▸ **What needs to be done**
Every entry should be repeated exactly. Omit the pictures.
□ □ □ □ □ □ □
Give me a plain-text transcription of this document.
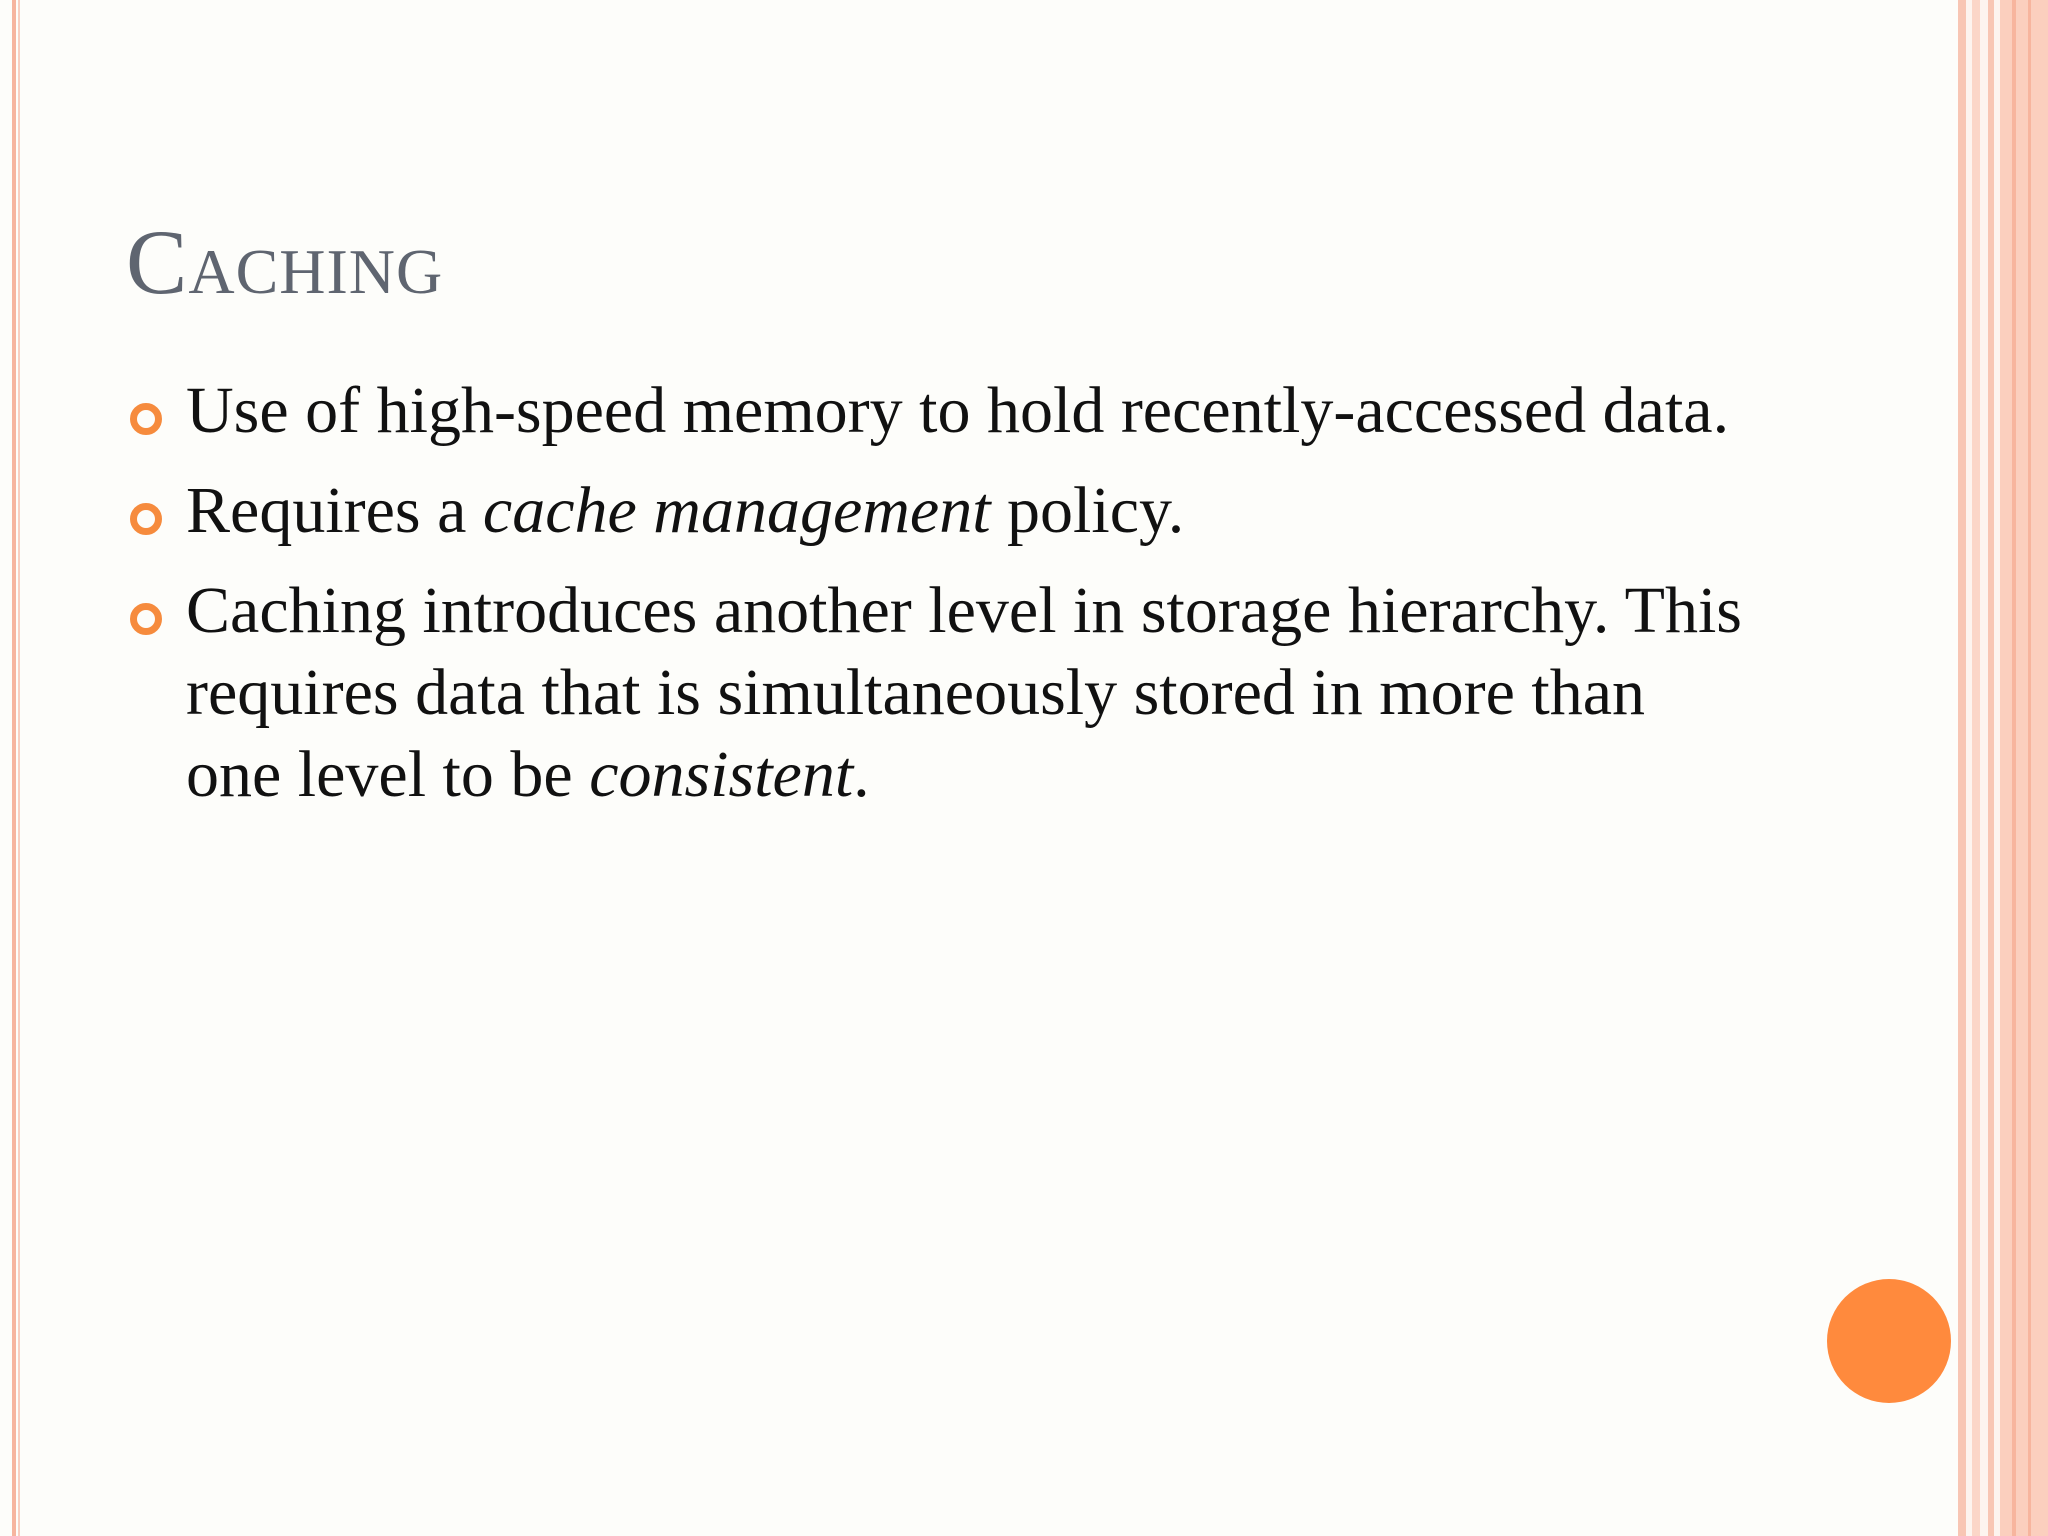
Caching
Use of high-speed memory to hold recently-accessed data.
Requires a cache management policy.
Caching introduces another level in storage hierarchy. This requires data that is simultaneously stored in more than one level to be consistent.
□ □ □ □ □ □ □
▸ **Exercise answer**
Give me a plain-text transcription of this document.
Caching
Use of high-speed memory to hold recently-accessed data.
Requires a cache management policy.
Caching introduces another level in storage hierarchy. This requires data that is simultaneously stored in more than one level to be consistent.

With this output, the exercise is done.